SUPPLIED PASSAGE:
========================================

# I need help with hand plane technique



## BobD4950 (Aug 30, 2010)

I'm trying to prep some stock using only hand planes. I've read about how to do it and seen some videos and the how-to seems easy enough. Seems I'm having problems with communication between my brain and my hands. First I check the board with winding sticks to get an idea of twist and flatness. Then I use a jack plane with a curved blade going across the grain, then diagonally. I follow up with my jointer to remove the scallops left by the curved blade and finally finish with the smoother. Then when I check it again with winding sticks I still have some twist and usually I end up causing a crown. 
Now this is the first time I have tried to use only hand planes to square up stock and I realize there will be a learning curve. This may just be a case of practice, practice, practice but any suggestions would be welcome. Please don't suggest I go back to powered jointer and planer


----------



## graywolf (Jan 10, 2011)

This take moment to explain but I 'll give it a shot. Use the jack plane only to start, and check your board for general flatness and all directions during this process regularly and often. that means staightness from end to end, side to side, and then check for wind. Once you have the suface condition generally straight then use your jointer checking your progress regularly in all directions. then you can smooth the surface again checking your boards condition regularly. I say this because your hand plane is a great tool but it has no intellect and only does what your hands tell it. What all this means is if you have a crown in your board then only plane the high spot down to the low spots checking your progress regularly. Please don't give up and give it a try. take your time and you could really enjoy this if begin to see sucess. 
regards, Richard


----------



## Farkled (Jan 23, 2012)

========================================

SUPPLIED DATA:

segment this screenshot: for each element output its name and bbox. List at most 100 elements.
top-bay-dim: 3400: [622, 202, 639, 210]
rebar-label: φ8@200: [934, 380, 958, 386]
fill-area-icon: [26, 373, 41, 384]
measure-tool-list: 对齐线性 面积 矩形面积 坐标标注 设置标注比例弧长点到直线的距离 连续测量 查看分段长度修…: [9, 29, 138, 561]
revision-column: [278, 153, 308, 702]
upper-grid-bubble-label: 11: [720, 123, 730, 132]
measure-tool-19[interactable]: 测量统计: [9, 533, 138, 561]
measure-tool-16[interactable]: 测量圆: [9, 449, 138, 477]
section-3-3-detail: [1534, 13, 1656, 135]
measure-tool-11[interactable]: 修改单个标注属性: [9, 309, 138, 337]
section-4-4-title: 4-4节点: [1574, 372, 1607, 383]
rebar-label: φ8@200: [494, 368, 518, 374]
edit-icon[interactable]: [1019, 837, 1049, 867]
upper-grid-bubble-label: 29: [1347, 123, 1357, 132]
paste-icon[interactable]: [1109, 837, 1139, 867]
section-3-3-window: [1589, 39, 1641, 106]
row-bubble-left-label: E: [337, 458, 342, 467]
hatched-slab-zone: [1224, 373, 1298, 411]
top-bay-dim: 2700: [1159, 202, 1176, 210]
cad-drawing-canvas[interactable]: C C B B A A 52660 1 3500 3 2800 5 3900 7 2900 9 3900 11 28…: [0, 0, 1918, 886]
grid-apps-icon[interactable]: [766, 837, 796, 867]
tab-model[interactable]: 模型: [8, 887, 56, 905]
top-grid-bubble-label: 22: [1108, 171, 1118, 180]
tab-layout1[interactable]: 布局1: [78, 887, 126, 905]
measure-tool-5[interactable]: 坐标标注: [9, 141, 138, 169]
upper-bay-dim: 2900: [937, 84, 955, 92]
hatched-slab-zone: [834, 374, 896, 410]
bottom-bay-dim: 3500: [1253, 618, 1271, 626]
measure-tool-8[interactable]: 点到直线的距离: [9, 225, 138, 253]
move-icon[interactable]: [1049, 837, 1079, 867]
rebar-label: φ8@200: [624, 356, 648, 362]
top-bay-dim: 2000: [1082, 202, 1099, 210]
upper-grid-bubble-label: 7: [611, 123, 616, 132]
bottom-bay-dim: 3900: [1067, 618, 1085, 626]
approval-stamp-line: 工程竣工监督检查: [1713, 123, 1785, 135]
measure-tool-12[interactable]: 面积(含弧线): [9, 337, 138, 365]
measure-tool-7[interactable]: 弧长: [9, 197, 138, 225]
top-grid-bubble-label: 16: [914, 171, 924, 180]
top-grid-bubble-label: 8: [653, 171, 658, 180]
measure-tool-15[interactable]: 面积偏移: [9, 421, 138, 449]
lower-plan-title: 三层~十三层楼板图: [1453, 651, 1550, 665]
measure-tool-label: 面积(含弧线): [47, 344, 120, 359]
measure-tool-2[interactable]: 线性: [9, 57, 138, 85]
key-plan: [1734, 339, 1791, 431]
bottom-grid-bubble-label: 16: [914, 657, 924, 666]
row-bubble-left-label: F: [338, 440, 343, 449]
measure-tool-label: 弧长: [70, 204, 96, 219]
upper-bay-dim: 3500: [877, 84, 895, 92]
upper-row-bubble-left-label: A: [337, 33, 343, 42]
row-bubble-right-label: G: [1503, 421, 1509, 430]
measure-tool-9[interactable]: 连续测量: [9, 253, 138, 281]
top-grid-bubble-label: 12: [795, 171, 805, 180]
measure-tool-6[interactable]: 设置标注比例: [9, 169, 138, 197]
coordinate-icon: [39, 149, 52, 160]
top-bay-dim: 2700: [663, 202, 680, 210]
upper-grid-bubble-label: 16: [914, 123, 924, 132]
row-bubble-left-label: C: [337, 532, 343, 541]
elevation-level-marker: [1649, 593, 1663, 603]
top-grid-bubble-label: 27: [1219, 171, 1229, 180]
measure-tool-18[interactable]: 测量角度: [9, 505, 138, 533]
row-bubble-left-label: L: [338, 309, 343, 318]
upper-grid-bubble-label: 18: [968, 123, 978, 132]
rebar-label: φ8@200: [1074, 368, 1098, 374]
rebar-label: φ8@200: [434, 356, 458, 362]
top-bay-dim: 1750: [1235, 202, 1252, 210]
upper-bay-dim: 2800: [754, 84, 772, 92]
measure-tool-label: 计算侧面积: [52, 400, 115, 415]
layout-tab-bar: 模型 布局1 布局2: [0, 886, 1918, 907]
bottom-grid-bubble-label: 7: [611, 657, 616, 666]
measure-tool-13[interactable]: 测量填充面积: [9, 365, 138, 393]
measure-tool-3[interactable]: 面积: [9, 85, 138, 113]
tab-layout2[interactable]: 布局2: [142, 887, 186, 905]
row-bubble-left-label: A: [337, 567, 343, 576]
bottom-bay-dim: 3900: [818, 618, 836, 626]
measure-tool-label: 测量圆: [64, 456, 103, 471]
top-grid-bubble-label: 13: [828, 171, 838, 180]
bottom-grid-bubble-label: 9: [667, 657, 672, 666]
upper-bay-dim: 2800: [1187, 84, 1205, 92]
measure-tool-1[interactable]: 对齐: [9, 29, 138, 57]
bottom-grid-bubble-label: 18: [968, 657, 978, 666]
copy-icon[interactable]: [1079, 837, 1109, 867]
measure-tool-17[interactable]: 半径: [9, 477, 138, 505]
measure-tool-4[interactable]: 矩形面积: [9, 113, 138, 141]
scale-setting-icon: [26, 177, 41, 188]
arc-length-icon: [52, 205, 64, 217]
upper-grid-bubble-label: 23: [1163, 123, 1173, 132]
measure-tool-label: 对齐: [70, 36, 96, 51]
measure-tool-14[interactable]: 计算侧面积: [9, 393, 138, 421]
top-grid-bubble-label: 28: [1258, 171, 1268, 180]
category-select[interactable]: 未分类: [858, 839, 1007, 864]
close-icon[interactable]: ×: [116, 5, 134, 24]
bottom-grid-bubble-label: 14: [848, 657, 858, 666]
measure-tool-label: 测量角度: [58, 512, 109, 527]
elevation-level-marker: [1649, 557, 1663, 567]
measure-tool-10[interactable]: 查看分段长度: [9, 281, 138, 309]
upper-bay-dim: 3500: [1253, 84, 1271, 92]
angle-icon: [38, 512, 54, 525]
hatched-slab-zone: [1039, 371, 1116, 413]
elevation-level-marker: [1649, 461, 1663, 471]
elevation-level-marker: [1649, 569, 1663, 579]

========================================

TASKS:
1. List the three hand planes that BobD4950 says he uses, in the order he uses them, in the hand plane forum thread.
2. Write the next part of the hand plane forum thread, starting after its last line.
The records have no connection to the hand plane forum thread.

EXPECTED RESPONSES:
1. jack plane, jointer, smoother

2.
What graywolf said. The key is to check often - sometimes every couple strokes. Take off the high spots. When they are gone, the surface should be flat (not smooth.) Use the jointer to remove the evidence of the jack work, again checking frequently.


----------



## sikrap (Mar 15, 2009)

Definitely check often. There's no such thing as checking too much, especially when learning. If you have access to a DVD called Hand Plane Basics by Chris Schwarz, he demonstrates how to flatten a board. Good Luck and don't give up.


----------



## BobD4950 (Aug 30, 2010)

Maybe that's my problem guys. Not checking often enough. I getting the feeling that planes remove wood a lot faster than I think. Also, my standards for flat might be a unrealistic compared to using power jointer and planer where the blades are set to within a couple thousands of an inch. What do you think?


----------



## Smitty_Cabinetshop (Mar 26, 2011)

Oh, you're standards aren't too high. You can get incredible results w/ tuned and sharp handtools… Keep at it, I hope you get there. It's addictive!


----------



## Dennisgrosen (Nov 14, 2009)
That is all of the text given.